Stated problem:
Using the data below, tally the lines that include the string "Massage". Only the number is wanted.

Task inputs:
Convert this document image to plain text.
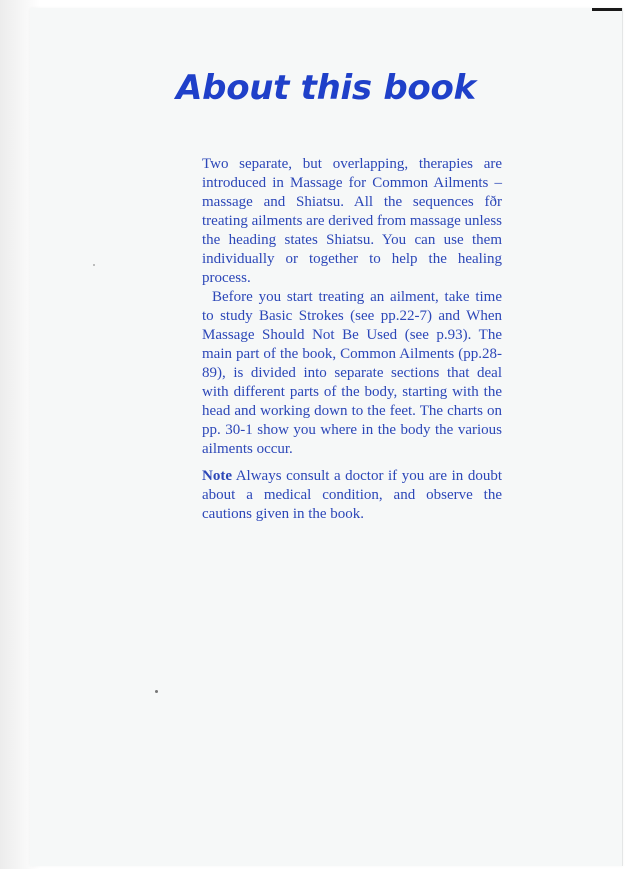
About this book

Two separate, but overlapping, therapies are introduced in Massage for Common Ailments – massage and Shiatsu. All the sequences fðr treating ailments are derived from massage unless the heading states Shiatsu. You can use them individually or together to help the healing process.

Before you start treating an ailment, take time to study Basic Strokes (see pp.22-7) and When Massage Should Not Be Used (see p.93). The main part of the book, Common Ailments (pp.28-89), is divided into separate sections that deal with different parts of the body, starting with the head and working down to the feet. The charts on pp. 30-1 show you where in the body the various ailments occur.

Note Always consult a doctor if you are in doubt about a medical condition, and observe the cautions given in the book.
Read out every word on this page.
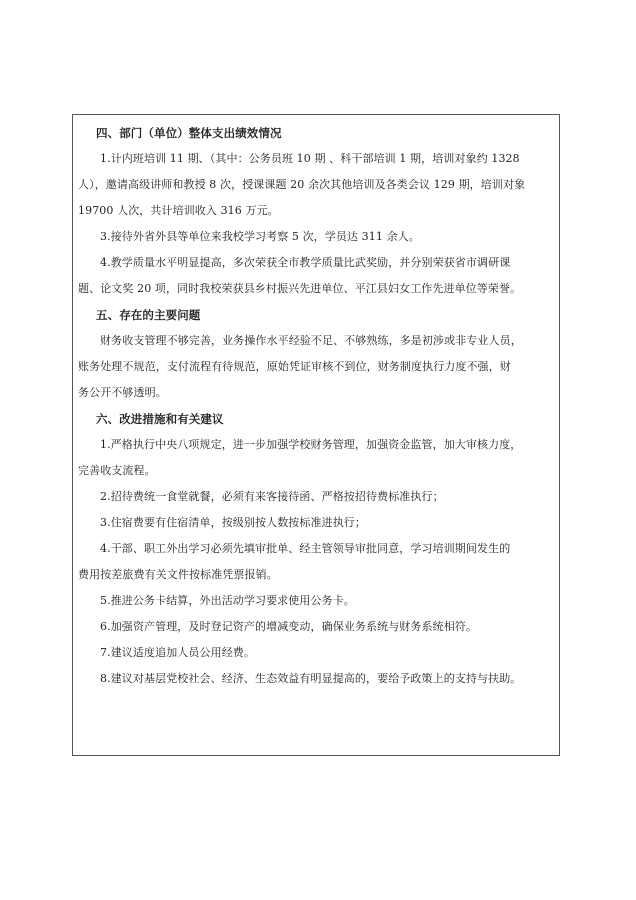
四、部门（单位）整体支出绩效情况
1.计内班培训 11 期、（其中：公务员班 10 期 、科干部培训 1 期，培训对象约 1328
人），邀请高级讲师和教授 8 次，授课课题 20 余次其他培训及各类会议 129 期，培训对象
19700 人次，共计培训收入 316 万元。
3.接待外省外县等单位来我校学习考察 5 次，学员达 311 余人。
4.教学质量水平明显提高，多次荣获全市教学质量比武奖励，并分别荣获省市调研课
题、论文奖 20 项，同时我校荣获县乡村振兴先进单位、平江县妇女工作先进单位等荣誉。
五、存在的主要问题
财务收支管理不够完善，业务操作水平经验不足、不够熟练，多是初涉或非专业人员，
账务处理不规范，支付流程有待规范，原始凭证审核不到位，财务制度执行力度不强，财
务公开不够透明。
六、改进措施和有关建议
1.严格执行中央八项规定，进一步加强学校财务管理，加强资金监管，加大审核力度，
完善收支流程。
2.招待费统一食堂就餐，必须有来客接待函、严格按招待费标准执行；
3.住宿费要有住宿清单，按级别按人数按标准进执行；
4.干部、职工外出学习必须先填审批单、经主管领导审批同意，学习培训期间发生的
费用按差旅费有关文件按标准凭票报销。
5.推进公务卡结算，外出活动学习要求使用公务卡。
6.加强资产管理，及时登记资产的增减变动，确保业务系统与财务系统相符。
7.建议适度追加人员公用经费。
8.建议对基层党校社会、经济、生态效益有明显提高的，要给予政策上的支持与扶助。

Answer:
2